== Rows
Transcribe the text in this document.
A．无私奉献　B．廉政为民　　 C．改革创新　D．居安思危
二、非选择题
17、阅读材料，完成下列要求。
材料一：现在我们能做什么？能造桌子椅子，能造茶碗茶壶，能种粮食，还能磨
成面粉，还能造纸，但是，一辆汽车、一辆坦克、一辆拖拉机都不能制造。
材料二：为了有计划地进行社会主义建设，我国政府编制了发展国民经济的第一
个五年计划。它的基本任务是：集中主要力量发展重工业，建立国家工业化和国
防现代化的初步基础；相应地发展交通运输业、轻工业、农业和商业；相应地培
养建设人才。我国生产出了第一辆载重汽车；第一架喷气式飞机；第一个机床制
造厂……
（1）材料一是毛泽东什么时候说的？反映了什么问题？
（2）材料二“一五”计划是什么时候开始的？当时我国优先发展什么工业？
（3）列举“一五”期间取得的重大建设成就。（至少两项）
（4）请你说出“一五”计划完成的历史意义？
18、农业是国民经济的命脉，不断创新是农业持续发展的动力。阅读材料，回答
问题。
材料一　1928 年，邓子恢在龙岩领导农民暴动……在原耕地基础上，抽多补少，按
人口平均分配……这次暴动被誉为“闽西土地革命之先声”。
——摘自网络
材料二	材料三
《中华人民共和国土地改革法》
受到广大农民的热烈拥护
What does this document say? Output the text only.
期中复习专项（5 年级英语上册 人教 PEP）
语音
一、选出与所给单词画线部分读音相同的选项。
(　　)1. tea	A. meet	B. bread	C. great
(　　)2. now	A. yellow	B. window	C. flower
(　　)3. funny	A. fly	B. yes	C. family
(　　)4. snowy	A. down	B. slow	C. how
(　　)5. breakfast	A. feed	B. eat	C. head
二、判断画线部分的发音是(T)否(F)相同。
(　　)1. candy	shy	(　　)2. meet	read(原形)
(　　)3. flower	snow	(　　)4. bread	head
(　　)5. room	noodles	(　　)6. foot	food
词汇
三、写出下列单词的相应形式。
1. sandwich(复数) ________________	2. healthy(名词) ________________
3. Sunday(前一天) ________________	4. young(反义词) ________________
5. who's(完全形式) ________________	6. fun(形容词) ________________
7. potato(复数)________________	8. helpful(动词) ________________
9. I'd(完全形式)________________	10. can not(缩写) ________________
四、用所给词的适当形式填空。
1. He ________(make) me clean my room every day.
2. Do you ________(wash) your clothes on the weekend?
====
Task to carry out: Repeat word for word the lines running from the line containing "What does this" to the end of the entries above, inclusive.

Response to this exercise:
What does this document say? Output the text only.
期中复习专项（5 年级英语上册 人教 PEP）
语音
一、选出与所给单词画线部分读音相同的选项。
(　　)1. tea	A. meet	B. bread	C. great
(　　)2. now	A. yellow	B. window	C. flower
(　　)3. funny	A. fly	B. yes	C. family
(　　)4. snowy	A. down	B. slow	C. how
(　　)5. breakfast	A. feed	B. eat	C. head
二、判断画线部分的发音是(T)否(F)相同。
(　　)1. candy	shy	(　　)2. meet	read(原形)
(　　)3. flower	snow	(　　)4. bread	head
(　　)5. room	noodles	(　　)6. foot	food
词汇
三、写出下列单词的相应形式。
1. sandwich(复数) ________________	2. healthy(名词) ________________
3. Sunday(前一天) ________________	4. young(反义词) ________________
5. who's(完全形式) ________________	6. fun(形容词) ________________
7. potato(复数)________________	8. helpful(动词) ________________
9. I'd(完全形式)________________	10. can not(缩写) ________________
四、用所给词的适当形式填空。
1. He ________(make) me clean my room every day.
2. Do you ________(wash) your clothes on the weekend?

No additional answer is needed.